▶ EXERCISE BRIEF:
Determine which lines of the records include the word "Outside", and copy them.

── MATERIAL FOR THIS TASK ──

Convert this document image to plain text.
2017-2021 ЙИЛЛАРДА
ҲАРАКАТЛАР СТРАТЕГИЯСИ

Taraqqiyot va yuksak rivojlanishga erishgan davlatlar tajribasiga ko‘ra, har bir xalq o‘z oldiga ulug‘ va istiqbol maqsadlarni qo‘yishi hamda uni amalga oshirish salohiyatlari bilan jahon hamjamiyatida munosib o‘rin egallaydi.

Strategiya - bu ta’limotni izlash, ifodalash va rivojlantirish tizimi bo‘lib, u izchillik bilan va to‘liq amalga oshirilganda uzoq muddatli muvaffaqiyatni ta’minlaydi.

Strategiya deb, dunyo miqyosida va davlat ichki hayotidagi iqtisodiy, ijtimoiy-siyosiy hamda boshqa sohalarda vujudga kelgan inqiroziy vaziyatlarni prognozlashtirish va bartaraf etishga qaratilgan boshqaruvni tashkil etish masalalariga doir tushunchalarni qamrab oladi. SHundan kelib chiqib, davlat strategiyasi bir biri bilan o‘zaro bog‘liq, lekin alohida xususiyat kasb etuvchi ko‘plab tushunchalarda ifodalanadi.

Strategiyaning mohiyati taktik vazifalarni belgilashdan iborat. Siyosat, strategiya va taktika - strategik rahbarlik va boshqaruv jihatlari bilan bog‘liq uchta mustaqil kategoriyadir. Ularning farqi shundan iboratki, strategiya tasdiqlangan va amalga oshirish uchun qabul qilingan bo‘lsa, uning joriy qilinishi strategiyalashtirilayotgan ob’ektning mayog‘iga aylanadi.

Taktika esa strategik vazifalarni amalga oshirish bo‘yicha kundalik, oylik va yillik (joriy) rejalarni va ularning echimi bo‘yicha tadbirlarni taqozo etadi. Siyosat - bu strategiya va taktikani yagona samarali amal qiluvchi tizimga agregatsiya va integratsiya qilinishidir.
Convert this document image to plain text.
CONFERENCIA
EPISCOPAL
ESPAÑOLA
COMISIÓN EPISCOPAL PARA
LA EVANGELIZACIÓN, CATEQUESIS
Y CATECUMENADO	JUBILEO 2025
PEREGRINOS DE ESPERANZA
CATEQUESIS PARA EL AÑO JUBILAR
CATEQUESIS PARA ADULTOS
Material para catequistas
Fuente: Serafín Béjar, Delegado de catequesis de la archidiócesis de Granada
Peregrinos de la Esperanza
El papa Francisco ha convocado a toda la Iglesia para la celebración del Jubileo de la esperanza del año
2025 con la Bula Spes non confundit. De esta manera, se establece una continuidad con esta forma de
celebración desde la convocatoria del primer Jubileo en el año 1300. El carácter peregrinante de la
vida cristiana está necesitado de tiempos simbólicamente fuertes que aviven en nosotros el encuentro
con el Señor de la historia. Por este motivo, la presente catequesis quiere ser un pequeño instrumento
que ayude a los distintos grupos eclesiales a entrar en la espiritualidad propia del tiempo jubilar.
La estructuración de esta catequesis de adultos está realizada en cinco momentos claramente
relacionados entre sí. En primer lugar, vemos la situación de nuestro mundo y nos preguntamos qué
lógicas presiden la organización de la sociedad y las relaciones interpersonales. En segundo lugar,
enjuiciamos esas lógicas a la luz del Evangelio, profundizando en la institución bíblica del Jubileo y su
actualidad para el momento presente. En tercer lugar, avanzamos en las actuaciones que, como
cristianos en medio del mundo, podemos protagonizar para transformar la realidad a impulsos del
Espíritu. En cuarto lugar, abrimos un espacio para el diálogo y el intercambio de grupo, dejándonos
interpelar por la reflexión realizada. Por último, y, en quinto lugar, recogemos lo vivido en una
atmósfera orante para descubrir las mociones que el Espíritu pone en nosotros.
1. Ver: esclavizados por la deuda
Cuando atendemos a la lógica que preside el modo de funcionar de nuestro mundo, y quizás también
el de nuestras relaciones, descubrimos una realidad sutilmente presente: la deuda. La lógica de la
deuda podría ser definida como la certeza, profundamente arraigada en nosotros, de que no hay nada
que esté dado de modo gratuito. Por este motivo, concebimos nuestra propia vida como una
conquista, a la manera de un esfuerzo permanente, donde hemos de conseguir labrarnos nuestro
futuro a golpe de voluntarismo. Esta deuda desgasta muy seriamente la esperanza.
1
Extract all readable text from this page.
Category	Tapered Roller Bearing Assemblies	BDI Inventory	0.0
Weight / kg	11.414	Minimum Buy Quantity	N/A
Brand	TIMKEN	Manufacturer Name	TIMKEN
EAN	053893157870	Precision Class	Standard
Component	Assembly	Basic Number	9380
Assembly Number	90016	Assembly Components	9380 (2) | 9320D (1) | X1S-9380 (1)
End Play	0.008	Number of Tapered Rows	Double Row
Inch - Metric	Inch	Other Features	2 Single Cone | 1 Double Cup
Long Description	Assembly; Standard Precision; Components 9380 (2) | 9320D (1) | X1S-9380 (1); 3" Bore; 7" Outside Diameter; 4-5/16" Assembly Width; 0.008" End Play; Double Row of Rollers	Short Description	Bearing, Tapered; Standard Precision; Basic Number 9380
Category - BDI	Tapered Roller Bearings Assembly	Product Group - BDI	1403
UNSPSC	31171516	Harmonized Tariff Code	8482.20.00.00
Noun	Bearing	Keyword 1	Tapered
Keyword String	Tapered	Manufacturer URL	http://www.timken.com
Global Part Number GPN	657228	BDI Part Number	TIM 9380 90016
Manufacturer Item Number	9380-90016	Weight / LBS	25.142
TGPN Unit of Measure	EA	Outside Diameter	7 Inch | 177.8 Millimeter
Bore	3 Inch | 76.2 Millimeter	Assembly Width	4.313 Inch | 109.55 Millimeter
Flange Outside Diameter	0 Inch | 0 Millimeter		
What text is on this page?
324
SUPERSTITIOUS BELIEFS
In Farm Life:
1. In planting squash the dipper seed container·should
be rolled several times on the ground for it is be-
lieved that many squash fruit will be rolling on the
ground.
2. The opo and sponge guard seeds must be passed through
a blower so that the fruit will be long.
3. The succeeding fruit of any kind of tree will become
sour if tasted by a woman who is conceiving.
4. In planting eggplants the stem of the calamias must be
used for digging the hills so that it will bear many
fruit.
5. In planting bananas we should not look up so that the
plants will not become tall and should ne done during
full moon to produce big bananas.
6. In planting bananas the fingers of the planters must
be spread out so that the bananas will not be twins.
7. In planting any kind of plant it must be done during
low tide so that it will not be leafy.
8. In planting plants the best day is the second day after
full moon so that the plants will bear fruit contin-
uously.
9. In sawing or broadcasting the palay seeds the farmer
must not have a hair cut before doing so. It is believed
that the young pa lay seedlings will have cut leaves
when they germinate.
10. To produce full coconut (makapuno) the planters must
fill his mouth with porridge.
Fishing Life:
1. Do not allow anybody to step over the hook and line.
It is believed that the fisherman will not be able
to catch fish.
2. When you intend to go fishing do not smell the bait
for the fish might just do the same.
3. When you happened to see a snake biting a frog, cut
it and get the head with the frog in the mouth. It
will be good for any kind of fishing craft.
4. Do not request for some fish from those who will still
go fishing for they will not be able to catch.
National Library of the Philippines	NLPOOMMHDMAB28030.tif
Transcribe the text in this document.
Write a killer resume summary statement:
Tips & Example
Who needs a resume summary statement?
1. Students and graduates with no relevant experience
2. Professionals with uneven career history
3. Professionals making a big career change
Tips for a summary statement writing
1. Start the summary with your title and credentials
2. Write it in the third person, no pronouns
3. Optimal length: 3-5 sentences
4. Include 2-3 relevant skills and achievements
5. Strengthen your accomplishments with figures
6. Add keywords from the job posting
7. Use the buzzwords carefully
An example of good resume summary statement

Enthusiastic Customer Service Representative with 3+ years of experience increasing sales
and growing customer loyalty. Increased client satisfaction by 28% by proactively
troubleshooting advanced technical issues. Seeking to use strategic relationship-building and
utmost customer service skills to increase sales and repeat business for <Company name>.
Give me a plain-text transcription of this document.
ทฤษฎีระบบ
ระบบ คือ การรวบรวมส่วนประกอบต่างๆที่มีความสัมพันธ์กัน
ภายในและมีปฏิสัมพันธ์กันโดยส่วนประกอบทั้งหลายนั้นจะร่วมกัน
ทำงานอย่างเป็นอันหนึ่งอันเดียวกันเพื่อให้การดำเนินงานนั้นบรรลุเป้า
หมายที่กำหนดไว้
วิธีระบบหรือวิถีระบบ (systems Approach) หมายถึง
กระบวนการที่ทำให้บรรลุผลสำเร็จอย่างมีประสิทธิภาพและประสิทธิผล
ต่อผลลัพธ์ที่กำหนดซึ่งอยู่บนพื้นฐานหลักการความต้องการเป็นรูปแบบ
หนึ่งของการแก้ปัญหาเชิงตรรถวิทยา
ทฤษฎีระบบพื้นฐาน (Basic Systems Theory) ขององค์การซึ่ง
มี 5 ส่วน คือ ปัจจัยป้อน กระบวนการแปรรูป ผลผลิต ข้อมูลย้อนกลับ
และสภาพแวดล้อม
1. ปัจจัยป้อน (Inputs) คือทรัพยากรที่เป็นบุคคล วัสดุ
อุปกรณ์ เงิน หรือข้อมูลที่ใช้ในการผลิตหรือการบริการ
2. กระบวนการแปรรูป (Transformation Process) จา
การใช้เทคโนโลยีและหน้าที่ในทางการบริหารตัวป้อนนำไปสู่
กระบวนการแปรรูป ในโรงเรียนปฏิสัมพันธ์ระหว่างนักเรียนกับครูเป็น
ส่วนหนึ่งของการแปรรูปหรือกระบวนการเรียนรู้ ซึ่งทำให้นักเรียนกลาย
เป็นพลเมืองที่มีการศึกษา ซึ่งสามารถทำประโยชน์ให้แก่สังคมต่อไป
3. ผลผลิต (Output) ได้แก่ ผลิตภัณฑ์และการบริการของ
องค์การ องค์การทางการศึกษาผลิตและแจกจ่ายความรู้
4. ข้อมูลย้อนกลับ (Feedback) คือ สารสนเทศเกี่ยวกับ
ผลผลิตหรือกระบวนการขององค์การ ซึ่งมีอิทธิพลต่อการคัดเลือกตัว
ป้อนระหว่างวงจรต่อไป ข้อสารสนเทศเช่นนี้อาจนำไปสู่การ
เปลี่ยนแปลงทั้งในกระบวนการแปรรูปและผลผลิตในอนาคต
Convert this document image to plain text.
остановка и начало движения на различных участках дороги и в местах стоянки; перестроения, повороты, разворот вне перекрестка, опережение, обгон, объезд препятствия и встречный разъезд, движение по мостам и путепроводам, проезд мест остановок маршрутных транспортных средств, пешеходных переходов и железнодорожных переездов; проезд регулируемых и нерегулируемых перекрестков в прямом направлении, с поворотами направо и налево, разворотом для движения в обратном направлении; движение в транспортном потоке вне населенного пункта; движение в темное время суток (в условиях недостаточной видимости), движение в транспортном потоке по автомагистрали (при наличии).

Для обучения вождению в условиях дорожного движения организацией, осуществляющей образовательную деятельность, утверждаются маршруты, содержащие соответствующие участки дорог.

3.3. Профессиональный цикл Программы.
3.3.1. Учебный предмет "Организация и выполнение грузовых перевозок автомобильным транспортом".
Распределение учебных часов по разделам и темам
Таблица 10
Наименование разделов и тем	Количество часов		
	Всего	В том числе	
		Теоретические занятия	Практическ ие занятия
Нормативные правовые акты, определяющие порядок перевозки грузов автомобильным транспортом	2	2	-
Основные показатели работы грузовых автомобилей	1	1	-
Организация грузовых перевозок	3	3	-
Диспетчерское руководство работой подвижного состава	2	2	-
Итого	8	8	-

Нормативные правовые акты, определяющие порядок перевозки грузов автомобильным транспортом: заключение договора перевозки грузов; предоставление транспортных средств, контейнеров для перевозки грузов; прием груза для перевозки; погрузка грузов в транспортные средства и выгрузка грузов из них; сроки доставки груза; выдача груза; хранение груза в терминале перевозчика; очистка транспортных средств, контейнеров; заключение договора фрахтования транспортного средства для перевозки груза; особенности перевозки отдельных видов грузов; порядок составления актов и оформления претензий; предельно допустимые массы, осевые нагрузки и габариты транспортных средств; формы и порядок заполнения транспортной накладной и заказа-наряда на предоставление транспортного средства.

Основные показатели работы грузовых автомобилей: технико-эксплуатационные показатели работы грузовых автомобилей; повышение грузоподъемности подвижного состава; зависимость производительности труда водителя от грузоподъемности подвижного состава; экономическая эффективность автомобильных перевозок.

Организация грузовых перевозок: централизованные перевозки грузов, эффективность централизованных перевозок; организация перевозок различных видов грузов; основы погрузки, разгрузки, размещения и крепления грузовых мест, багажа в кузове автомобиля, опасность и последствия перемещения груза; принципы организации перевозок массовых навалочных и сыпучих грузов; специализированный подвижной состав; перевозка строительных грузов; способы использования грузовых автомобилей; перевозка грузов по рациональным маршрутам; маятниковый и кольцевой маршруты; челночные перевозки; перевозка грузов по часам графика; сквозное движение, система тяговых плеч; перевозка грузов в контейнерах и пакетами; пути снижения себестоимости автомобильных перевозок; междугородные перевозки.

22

───

▶ SOLUTION FOR THIS TASK:
Long Description	Assembly; Standard Precision; Components 9380 (2) | 9320D (1) | X1S-9380 (1); 3" Bore; 7" Outside Diameter; 4-5/16" Assembly Width; 0.008" End Play; Double Row of Rollers	Short Description	Bearing, Tapered; Standard Precision; Basic Number 9380
TGPN Unit of Measure	EA	Outside Diameter	7 Inch | 177.8 Millimeter
Flange Outside Diameter	0 Inch | 0 Millimeter		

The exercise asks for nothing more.